**EXERCISE GOAL:**
Locate each line in the data below that contains the string "cloud", and copy those lines out. Treat the match as case-sensitive.

**DATA:**
• • •
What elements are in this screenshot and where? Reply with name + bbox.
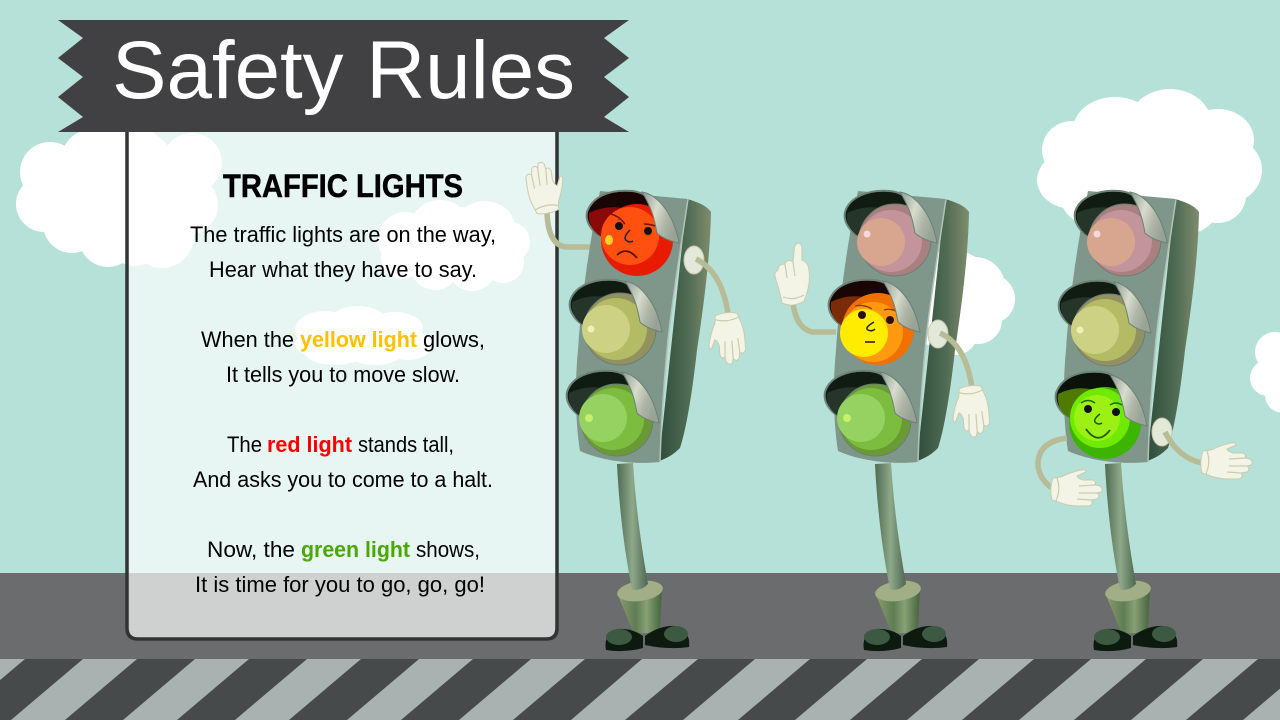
poem stanza 3: The (227, 432, 262, 457)
poem heading: TRAFFIC LIGHTS (223, 168, 463, 204)
panel: poem card (127, 125, 557, 639)
poem stanza 4: It is time for you to go, go, go! (195, 572, 485, 597)
poem stanza 2 (201, 327, 485, 387)
poem stanza 4: green light (301, 537, 411, 562)
poem stanza 2: glows, (423, 327, 485, 352)
sky background (0, 0, 1280, 573)
poem stanza 4: shows, (416, 537, 480, 562)
traffic light: green, smiling (1038, 191, 1252, 651)
poem stanza 2: When the (201, 327, 294, 352)
poem stanza 3 (193, 432, 493, 492)
traffic light: yellow, neutral (775, 191, 991, 651)
cloud: behind poem upper (378, 200, 530, 291)
cloud: right edge (1250, 332, 1280, 413)
poem stanza 4: Now, the (207, 537, 295, 562)
poem stanza 1: The traffic lights are on the way, (190, 222, 496, 247)
poem stanza 1: Hear what they have to say. (209, 257, 477, 282)
crosswalk (0, 659, 1280, 720)
cloud: upper left (16, 123, 222, 268)
poem stanza 3: red light (267, 432, 353, 457)
title: Safety Rules (112, 25, 575, 116)
road (0, 573, 1280, 660)
cloud: upper right (1037, 89, 1262, 233)
poem stanza 3: stands tall, (358, 432, 454, 457)
poem stanza 4 (195, 537, 485, 597)
cloud: behind poem middle (295, 306, 432, 365)
poem stanza 2: yellow light (300, 327, 418, 352)
poem stanza 1 (190, 222, 496, 282)
banner (58, 20, 629, 132)
cloud: behind second traffic light (900, 250, 1015, 355)
icon: pointing hand (775, 243, 809, 305)
traffic light: red, frowning (524, 160, 747, 651)
poem stanza 2: It tells you to move slow. (226, 362, 460, 387)
poem stanza 3: And asks you to come to a halt. (193, 467, 493, 492)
• • •
**OUTPUT FOR THIS EXERCISE:**
cloud: behind poem upper (378, 200, 530, 291)
cloud: right edge (1250, 332, 1280, 413)
cloud: upper left (16, 123, 222, 268)
cloud: upper right (1037, 89, 1262, 233)
cloud: behind poem middle (295, 306, 432, 365)
cloud: behind second traffic light (900, 250, 1015, 355)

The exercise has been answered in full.